-- Begin Records for the exercise --

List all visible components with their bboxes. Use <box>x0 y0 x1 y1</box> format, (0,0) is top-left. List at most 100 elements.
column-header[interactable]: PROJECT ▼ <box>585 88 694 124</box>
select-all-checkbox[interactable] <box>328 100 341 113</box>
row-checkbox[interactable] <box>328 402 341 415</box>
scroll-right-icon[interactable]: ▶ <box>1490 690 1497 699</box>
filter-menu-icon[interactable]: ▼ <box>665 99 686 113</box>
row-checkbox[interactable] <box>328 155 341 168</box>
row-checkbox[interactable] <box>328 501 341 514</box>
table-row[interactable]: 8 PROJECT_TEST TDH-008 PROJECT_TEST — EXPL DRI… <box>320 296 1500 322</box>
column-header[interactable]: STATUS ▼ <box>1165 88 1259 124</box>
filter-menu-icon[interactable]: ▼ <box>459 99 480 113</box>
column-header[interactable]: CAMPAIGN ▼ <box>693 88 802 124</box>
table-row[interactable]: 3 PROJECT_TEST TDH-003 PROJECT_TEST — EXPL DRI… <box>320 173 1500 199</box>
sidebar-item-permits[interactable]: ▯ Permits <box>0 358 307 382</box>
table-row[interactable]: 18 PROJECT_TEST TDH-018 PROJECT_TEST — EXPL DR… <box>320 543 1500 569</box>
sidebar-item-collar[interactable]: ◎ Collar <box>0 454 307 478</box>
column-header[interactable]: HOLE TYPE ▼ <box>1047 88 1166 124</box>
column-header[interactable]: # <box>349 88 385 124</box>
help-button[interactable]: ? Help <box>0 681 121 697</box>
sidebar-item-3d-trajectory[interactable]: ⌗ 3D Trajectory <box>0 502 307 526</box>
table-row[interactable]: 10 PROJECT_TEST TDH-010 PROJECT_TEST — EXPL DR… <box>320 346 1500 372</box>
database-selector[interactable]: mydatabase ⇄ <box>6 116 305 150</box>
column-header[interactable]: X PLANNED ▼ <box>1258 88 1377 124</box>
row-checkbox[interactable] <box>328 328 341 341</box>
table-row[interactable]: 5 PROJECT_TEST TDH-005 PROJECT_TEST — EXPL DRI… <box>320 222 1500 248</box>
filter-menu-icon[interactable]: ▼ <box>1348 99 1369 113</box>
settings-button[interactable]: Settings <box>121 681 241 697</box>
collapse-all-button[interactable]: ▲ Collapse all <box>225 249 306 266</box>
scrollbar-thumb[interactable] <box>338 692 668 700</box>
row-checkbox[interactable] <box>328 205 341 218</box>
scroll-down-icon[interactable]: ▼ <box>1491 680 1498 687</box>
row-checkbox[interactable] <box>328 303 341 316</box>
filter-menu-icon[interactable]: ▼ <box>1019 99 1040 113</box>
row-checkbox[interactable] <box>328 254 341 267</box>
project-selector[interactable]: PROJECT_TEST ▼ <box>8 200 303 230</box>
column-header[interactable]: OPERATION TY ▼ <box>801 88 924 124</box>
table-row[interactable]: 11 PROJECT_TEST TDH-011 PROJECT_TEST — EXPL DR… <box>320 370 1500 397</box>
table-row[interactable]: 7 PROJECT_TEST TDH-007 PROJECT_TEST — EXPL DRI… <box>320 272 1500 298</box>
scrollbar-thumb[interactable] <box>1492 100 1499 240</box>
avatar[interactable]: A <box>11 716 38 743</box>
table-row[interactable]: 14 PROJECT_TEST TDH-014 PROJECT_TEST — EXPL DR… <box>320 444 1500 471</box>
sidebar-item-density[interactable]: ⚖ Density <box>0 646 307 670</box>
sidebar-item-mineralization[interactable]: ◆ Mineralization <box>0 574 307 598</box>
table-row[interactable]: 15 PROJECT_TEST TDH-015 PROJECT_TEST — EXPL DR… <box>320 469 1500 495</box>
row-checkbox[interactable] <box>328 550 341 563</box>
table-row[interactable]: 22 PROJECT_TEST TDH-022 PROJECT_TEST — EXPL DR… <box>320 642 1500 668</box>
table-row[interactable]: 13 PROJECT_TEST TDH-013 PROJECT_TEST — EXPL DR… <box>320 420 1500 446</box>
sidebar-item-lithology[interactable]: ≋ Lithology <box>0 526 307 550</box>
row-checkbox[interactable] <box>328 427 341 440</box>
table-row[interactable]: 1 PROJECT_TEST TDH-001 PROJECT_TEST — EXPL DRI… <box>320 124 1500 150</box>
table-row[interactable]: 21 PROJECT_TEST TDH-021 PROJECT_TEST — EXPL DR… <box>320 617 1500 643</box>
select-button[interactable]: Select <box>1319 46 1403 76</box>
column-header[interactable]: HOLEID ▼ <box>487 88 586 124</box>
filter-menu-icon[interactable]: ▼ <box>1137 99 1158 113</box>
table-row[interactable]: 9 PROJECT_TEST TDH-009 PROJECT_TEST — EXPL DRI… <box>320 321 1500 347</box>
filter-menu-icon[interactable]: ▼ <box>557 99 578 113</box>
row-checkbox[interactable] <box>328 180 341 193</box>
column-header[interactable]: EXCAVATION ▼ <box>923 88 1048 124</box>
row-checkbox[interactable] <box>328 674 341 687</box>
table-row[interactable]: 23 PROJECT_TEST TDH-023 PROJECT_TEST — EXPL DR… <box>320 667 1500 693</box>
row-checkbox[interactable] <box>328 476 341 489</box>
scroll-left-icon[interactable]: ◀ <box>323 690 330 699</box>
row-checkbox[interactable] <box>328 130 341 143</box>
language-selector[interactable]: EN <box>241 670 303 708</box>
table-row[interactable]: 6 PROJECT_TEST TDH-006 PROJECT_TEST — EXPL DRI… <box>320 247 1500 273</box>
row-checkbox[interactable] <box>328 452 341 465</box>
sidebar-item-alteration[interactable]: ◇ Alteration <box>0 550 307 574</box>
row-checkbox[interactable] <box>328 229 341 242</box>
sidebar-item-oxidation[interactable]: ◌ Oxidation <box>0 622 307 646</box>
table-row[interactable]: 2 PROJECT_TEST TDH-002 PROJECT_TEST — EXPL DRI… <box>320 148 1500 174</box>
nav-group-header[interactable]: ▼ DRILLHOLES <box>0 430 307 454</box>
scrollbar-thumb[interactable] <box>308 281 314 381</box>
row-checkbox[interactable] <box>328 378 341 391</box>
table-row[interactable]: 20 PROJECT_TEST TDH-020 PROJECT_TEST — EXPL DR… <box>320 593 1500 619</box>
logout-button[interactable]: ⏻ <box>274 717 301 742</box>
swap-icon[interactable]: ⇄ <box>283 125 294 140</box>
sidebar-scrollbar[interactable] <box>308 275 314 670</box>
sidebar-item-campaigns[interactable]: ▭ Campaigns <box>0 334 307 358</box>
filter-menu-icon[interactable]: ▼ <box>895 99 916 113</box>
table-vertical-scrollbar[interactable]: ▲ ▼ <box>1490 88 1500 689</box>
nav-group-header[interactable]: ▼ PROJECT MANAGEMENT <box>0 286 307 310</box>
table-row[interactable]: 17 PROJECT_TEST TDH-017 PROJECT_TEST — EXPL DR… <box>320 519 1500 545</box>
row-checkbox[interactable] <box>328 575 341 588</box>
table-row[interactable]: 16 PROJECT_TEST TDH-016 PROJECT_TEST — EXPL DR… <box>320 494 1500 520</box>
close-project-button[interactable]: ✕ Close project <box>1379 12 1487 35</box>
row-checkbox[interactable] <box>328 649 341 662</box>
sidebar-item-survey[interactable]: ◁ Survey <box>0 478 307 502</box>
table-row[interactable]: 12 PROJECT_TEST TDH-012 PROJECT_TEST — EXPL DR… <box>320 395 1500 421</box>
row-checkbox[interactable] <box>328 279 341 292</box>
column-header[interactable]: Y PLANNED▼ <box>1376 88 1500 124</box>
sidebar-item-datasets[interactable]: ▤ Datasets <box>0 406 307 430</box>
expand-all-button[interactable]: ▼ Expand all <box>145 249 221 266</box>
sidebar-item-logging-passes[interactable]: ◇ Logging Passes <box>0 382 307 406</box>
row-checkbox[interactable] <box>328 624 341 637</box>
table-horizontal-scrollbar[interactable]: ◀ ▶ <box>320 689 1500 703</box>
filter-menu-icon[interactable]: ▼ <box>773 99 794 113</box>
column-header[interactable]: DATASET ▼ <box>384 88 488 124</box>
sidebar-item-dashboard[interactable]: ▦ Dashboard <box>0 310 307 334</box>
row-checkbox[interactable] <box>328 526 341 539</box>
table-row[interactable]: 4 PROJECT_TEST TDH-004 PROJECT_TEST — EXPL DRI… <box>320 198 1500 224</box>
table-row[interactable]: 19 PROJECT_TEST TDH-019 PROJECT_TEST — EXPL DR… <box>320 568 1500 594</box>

-- End Records for the exercise --

**Work required:** Write out the rows above word for word, from the very first one up to and including the one that contains "row-checkbox[interactable] <box>328 402".

**Solved problem:**
List all visible components with their bboxes. Use <box>x0 y0 x1 y1</box> format, (0,0) is top-left. List at most 100 elements.
column-header[interactable]: PROJECT ▼ <box>585 88 694 124</box>
select-all-checkbox[interactable] <box>328 100 341 113</box>
row-checkbox[interactable] <box>328 402 341 415</box>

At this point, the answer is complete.